Required task. Records follow. Select each line holding "name".
— START Material supplied —
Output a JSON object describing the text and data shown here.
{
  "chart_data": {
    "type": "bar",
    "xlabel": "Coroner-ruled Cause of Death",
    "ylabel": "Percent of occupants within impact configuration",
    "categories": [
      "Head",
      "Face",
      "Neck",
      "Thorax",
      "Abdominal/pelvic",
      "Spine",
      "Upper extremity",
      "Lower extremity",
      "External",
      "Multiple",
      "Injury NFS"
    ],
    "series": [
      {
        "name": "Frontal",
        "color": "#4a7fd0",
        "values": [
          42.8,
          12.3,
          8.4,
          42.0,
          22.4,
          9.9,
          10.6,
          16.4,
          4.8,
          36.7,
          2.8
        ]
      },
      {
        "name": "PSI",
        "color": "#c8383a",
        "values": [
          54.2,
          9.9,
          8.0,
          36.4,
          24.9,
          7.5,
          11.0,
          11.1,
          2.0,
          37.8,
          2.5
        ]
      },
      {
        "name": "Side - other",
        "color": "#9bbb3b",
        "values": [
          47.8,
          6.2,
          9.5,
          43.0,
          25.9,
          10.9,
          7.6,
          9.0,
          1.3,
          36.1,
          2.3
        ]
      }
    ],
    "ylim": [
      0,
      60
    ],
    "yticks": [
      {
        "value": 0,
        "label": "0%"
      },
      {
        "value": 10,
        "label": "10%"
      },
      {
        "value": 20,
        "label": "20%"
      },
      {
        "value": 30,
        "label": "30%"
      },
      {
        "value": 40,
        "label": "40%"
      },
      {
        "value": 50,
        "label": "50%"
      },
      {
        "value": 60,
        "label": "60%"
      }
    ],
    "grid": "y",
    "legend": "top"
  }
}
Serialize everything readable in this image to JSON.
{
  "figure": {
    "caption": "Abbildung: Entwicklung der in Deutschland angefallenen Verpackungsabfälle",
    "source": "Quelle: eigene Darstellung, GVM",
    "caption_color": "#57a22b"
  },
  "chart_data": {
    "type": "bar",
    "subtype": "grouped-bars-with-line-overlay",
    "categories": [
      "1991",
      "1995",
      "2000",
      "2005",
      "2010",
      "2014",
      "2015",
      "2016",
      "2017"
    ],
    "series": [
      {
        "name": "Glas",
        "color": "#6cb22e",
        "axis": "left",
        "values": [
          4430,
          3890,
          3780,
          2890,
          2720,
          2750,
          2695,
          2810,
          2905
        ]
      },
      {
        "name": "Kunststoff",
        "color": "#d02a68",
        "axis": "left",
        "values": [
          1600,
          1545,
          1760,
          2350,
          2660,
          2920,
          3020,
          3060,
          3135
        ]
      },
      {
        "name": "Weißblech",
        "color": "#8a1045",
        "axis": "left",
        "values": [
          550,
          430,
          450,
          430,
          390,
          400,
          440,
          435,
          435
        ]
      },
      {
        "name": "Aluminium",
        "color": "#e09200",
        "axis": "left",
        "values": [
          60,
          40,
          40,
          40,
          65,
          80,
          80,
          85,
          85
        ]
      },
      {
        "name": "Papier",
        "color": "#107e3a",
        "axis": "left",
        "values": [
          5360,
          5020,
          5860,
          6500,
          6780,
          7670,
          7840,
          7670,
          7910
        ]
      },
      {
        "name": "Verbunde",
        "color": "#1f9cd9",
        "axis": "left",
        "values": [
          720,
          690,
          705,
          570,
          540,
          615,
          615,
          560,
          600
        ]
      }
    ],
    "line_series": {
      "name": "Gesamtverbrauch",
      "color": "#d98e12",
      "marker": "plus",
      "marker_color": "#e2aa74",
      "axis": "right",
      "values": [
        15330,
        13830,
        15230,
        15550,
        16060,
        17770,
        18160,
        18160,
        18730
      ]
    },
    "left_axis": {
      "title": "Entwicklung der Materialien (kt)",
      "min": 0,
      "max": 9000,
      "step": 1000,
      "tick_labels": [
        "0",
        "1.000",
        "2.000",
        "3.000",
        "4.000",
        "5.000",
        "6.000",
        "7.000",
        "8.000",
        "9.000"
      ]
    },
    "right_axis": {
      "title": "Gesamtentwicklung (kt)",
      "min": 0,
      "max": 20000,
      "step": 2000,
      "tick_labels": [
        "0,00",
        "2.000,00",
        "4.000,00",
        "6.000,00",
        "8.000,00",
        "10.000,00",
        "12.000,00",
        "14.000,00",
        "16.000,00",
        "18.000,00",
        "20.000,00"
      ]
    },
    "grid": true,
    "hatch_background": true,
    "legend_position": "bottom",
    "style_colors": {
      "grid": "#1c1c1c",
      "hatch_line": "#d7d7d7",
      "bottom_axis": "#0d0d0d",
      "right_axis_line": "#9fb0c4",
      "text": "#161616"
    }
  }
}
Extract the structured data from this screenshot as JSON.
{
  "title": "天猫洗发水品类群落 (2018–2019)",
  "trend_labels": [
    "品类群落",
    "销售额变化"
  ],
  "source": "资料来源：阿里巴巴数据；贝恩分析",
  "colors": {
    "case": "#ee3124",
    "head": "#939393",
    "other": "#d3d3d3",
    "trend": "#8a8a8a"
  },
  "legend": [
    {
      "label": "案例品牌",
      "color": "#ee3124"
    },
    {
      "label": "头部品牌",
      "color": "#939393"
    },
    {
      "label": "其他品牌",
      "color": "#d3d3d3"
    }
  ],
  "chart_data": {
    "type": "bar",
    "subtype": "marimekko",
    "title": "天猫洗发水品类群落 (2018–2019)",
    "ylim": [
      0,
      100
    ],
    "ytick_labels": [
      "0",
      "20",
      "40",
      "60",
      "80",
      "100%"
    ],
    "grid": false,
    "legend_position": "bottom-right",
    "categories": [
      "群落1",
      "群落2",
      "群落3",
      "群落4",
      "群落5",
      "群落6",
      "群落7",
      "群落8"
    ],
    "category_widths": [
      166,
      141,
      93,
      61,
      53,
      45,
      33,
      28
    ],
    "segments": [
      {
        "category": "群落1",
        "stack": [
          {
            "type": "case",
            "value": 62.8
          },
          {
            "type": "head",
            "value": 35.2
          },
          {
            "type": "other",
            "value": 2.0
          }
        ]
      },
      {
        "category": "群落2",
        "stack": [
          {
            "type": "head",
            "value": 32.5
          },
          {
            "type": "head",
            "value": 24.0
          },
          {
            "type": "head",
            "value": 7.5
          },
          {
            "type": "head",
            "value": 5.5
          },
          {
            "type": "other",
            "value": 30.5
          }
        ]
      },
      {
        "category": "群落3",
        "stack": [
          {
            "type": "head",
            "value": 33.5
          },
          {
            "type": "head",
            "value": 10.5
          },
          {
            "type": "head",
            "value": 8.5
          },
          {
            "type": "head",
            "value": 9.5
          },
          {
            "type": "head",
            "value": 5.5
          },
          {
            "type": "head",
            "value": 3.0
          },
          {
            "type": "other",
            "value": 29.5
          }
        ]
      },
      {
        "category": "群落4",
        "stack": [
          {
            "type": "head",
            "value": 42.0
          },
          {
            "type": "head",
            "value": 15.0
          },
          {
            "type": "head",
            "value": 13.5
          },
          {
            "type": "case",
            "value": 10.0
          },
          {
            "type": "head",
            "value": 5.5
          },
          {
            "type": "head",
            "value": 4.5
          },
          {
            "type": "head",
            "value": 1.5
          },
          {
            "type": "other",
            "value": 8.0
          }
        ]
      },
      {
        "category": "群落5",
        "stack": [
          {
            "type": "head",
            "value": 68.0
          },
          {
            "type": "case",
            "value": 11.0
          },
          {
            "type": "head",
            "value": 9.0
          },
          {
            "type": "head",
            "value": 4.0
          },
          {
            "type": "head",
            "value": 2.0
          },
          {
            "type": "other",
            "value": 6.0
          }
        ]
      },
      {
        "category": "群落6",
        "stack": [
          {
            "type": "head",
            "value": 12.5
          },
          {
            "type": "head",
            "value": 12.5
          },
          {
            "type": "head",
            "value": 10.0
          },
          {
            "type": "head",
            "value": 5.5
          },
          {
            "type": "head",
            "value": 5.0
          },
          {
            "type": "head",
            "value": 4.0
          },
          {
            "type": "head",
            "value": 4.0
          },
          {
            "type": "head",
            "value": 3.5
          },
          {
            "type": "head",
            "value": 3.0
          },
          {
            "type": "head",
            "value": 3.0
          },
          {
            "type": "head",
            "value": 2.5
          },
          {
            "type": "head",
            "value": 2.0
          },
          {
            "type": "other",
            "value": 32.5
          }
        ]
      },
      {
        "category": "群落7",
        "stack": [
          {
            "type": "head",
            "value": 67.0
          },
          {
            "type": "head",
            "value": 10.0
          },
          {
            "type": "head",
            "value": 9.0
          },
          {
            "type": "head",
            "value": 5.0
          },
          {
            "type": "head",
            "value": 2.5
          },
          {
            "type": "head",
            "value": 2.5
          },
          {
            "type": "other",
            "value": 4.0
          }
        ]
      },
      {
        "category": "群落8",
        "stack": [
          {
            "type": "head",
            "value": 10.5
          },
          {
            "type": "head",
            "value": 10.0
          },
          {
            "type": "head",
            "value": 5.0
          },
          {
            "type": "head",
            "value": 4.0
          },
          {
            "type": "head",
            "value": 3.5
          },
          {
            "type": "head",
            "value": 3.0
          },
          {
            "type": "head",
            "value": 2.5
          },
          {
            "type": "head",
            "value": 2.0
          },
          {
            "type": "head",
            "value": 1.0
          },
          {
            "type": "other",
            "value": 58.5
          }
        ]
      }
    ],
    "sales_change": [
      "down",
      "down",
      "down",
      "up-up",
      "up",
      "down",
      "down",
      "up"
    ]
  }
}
— END Material supplied —
Exercise solution.
        "name": "Frontal",
        "name": "PSI",
        "name": "Side - other",
        "name": "Glas",
        "name": "Kunststoff",
        "name": "Weißblech",
        "name": "Aluminium",
        "name": "Papier",
        "name": "Verbunde",
      "name": "Gesamtverbrauch",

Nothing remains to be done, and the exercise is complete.